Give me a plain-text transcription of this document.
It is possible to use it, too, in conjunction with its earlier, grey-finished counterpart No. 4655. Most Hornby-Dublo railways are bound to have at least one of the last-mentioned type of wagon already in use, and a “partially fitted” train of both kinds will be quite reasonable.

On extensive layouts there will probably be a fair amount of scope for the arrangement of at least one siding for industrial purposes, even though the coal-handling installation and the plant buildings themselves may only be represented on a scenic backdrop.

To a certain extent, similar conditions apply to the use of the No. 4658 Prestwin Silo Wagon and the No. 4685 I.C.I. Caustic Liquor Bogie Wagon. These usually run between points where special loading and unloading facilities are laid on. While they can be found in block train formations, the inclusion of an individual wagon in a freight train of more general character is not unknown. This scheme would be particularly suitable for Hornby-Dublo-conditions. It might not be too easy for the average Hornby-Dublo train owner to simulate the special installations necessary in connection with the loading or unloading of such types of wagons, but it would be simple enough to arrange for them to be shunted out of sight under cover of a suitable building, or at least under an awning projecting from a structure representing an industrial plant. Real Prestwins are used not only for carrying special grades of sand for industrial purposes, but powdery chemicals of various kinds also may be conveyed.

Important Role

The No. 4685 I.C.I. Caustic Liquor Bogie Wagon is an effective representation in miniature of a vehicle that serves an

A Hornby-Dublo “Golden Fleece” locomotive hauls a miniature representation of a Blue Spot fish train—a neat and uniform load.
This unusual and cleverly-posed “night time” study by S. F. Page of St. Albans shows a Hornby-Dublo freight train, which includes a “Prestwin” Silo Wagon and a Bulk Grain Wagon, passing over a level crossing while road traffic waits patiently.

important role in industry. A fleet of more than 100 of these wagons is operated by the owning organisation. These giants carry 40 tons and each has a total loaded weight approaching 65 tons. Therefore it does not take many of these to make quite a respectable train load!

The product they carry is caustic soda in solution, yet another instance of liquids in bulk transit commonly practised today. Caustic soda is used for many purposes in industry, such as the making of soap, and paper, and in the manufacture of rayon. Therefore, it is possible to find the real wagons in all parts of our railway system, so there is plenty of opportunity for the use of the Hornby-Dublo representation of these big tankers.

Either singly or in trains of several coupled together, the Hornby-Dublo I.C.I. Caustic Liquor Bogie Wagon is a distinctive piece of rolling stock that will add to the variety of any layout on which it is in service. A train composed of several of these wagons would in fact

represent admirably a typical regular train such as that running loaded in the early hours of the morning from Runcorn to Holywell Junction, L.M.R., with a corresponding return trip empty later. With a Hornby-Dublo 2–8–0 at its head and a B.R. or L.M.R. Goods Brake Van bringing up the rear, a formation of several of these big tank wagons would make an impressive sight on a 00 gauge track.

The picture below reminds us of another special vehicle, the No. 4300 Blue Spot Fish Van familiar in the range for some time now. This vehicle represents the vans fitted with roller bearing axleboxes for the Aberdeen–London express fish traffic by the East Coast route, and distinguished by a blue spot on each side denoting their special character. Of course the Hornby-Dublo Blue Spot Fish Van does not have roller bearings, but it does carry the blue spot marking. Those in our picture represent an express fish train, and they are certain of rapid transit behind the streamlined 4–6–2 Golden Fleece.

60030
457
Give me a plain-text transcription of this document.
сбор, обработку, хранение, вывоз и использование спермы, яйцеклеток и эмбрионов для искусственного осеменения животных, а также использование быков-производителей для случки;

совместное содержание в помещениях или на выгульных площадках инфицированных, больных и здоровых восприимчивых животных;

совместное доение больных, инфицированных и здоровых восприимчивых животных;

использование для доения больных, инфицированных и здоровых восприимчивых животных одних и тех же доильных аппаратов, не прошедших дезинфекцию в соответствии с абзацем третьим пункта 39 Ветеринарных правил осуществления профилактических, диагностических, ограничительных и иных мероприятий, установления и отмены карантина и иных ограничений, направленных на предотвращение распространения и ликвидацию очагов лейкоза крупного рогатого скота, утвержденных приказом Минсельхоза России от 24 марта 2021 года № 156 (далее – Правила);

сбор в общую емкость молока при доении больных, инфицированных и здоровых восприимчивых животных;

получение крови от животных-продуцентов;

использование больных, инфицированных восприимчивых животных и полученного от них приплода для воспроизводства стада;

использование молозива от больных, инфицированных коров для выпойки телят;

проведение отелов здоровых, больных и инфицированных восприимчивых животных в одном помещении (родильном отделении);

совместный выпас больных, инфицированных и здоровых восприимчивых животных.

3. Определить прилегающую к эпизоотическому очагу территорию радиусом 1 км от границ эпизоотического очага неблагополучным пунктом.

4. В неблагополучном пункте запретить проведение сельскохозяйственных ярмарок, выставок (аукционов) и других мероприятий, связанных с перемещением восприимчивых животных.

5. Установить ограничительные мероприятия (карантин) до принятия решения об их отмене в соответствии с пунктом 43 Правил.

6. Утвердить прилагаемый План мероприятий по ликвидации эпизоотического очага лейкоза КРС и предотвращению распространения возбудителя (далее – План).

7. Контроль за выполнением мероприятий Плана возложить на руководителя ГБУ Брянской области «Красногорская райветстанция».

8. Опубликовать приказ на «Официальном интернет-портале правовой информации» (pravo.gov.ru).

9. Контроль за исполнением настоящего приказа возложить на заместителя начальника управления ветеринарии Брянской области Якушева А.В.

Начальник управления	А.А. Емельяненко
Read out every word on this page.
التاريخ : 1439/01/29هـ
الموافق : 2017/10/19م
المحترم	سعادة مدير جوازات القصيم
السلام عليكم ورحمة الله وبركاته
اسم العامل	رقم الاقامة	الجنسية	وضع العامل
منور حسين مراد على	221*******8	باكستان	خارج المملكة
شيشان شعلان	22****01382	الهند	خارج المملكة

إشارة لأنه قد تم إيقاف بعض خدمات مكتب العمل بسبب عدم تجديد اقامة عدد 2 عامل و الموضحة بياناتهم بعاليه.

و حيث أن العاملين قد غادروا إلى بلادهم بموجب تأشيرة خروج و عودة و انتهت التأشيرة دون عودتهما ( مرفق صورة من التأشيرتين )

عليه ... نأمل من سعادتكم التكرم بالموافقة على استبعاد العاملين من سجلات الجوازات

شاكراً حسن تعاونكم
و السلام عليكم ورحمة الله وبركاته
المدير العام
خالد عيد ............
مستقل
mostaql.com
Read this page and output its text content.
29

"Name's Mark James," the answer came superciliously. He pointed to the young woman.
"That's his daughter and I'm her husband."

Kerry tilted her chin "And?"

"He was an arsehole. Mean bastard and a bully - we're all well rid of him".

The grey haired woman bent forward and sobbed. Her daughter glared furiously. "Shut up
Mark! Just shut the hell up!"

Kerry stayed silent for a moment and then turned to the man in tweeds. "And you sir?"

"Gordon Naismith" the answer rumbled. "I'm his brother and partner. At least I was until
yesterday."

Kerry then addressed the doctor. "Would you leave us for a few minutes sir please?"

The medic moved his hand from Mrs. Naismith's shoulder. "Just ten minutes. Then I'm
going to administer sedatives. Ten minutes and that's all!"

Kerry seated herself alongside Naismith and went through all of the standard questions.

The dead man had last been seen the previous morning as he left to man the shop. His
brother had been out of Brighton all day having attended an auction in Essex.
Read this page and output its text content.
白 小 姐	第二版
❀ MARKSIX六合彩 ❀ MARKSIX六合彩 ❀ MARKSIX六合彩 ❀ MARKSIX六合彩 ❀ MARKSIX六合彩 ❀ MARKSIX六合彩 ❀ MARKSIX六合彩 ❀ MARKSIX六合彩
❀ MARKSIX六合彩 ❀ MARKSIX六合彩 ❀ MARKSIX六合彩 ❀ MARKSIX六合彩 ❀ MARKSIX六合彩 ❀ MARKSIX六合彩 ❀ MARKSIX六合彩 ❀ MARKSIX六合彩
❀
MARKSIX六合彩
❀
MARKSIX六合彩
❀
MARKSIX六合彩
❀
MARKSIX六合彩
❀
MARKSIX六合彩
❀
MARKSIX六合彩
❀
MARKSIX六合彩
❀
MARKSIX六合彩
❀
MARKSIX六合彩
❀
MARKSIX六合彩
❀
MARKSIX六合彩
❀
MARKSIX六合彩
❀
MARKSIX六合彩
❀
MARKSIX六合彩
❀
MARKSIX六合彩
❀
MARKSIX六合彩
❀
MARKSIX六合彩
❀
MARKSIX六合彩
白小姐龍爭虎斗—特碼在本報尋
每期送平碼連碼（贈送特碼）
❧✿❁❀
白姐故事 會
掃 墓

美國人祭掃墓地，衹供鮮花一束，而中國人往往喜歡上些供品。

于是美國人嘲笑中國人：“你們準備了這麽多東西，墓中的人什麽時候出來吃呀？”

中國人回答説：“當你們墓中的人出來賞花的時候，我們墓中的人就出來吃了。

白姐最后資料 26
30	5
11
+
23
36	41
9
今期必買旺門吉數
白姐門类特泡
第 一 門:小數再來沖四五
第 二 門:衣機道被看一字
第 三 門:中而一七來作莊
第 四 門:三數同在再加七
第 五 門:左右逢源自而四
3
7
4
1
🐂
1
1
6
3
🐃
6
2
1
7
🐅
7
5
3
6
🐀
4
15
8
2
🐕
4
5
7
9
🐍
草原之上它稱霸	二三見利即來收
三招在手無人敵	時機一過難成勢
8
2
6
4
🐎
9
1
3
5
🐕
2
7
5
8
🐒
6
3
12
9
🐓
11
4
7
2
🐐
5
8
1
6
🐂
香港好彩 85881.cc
****
* [WRITTEN REQUEST] Count every line bearing the word "daughter"; report the total only.

* [WRITTEN ANSWER] 2